Data in this exercise:
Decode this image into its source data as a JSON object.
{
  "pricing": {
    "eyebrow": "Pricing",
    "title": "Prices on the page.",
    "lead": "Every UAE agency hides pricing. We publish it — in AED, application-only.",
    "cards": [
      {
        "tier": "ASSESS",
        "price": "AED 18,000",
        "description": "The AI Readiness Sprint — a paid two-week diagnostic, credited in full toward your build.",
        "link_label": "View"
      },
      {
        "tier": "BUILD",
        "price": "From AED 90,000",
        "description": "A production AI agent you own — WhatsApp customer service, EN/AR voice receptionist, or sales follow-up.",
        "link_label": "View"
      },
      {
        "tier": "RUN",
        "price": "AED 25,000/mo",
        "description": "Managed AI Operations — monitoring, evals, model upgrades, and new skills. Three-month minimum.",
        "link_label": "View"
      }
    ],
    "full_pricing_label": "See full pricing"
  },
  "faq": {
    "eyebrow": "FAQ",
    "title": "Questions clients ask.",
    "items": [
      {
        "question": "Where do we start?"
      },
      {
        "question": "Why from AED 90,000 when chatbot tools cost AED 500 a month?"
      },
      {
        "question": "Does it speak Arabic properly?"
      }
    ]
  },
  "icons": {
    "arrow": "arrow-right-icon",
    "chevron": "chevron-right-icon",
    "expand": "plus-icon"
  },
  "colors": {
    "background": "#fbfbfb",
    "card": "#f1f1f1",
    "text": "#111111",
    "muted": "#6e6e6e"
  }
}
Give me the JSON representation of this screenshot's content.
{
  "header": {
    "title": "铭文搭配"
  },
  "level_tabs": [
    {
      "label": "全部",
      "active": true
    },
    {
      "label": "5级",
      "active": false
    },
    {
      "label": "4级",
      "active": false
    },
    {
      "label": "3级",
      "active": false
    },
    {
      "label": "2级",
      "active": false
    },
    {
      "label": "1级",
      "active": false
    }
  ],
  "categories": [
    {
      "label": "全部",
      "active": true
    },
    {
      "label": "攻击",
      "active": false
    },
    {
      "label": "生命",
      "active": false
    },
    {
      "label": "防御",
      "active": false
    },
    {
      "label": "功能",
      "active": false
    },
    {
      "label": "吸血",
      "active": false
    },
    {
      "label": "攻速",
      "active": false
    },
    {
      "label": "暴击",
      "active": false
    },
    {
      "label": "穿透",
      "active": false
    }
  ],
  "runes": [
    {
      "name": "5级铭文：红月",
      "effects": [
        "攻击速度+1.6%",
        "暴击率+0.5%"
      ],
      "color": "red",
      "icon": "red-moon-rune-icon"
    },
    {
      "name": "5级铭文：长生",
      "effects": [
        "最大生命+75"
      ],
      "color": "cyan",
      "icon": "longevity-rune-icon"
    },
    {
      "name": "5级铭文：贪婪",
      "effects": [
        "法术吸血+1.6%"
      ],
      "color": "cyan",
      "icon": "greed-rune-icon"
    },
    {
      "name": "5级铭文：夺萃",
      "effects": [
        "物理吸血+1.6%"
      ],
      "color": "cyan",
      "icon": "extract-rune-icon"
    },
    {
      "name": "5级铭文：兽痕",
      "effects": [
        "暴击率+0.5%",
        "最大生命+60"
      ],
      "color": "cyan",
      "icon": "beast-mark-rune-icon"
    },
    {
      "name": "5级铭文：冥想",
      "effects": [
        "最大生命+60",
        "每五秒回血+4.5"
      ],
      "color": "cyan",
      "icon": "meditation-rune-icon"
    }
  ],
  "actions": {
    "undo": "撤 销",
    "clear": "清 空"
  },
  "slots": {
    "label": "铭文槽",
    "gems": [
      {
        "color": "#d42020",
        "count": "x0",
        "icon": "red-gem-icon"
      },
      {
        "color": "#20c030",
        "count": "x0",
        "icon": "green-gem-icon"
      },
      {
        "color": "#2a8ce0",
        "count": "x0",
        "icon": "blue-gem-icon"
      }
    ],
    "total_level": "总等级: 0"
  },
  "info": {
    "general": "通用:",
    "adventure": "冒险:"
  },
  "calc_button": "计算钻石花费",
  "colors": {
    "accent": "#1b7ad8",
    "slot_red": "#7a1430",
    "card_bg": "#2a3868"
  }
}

Written instruction:
Repeat the records above in full, character for character.

Completed task:
Decode this image into its source data as a JSON object.
{
  "pricing": {
    "eyebrow": "Pricing",
    "title": "Prices on the page.",
    "lead": "Every UAE agency hides pricing. We publish it — in AED, application-only.",
    "cards": [
      {
        "tier": "ASSESS",
        "price": "AED 18,000",
        "description": "The AI Readiness Sprint — a paid two-week diagnostic, credited in full toward your build.",
        "link_label": "View"
      },
      {
        "tier": "BUILD",
        "price": "From AED 90,000",
        "description": "A production AI agent you own — WhatsApp customer service, EN/AR voice receptionist, or sales follow-up.",
        "link_label": "View"
      },
      {
        "tier": "RUN",
        "price": "AED 25,000/mo",
        "description": "Managed AI Operations — monitoring, evals, model upgrades, and new skills. Three-month minimum.",
        "link_label": "View"
      }
    ],
    "full_pricing_label": "See full pricing"
  },
  "faq": {
    "eyebrow": "FAQ",
    "title": "Questions clients ask.",
    "items": [
      {
        "question": "Where do we start?"
      },
      {
        "question": "Why from AED 90,000 when chatbot tools cost AED 500 a month?"
      },
      {
        "question": "Does it speak Arabic properly?"
      }
    ]
  },
  "icons": {
    "arrow": "arrow-right-icon",
    "chevron": "chevron-right-icon",
    "expand": "plus-icon"
  },
  "colors": {
    "background": "#fbfbfb",
    "card": "#f1f1f1",
    "text": "#111111",
    "muted": "#6e6e6e"
  }
}
Give me the JSON representation of this screenshot's content.
{
  "header": {
    "title": "铭文搭配"
  },
  "level_tabs": [
    {
      "label": "全部",
      "active": true
    },
    {
      "label": "5级",
      "active": false
    },
    {
      "label": "4级",
      "active": false
    },
    {
      "label": "3级",
      "active": false
    },
    {
      "label": "2级",
      "active": false
    },
    {
      "label": "1级",
      "active": false
    }
  ],
  "categories": [
    {
      "label": "全部",
      "active": true
    },
    {
      "label": "攻击",
      "active": false
    },
    {
      "label": "生命",
      "active": false
    },
    {
      "label": "防御",
      "active": false
    },
    {
      "label": "功能",
      "active": false
    },
    {
      "label": "吸血",
      "active": false
    },
    {
      "label": "攻速",
      "active": false
    },
    {
      "label": "暴击",
      "active": false
    },
    {
      "label": "穿透",
      "active": false
    }
  ],
  "runes": [
    {
      "name": "5级铭文：红月",
      "effects": [
        "攻击速度+1.6%",
        "暴击率+0.5%"
      ],
      "color": "red",
      "icon": "red-moon-rune-icon"
    },
    {
      "name": "5级铭文：长生",
      "effects": [
        "最大生命+75"
      ],
      "color": "cyan",
      "icon": "longevity-rune-icon"
    },
    {
      "name": "5级铭文：贪婪",
      "effects": [
        "法术吸血+1.6%"
      ],
      "color": "cyan",
      "icon": "greed-rune-icon"
    },
    {
      "name": "5级铭文：夺萃",
      "effects": [
        "物理吸血+1.6%"
      ],
      "color": "cyan",
      "icon": "extract-rune-icon"
    },
    {
      "name": "5级铭文：兽痕",
      "effects": [
        "暴击率+0.5%",
        "最大生命+60"
      ],
      "color": "cyan",
      "icon": "beast-mark-rune-icon"
    },
    {
      "name": "5级铭文：冥想",
      "effects": [
        "最大生命+60",
        "每五秒回血+4.5"
      ],
      "color": "cyan",
      "icon": "meditation-rune-icon"
    }
  ],
  "actions": {
    "undo": "撤 销",
    "clear": "清 空"
  },
  "slots": {
    "label": "铭文槽",
    "gems": [
      {
        "color": "#d42020",
        "count": "x0",
        "icon": "red-gem-icon"
      },
      {
        "color": "#20c030",
        "count": "x0",
        "icon": "green-gem-icon"
      },
      {
        "color": "#2a8ce0",
        "count": "x0",
        "icon": "blue-gem-icon"
      }
    ],
    "total_level": "总等级: 0"
  },
  "info": {
    "general": "通用:",
    "adventure": "冒险:"
  },
  "calc_button": "计算钻石花费",
  "colors": {
    "accent": "#1b7ad8",
    "slot_red": "#7a1430",
    "card_bg": "#2a3868"
  }
}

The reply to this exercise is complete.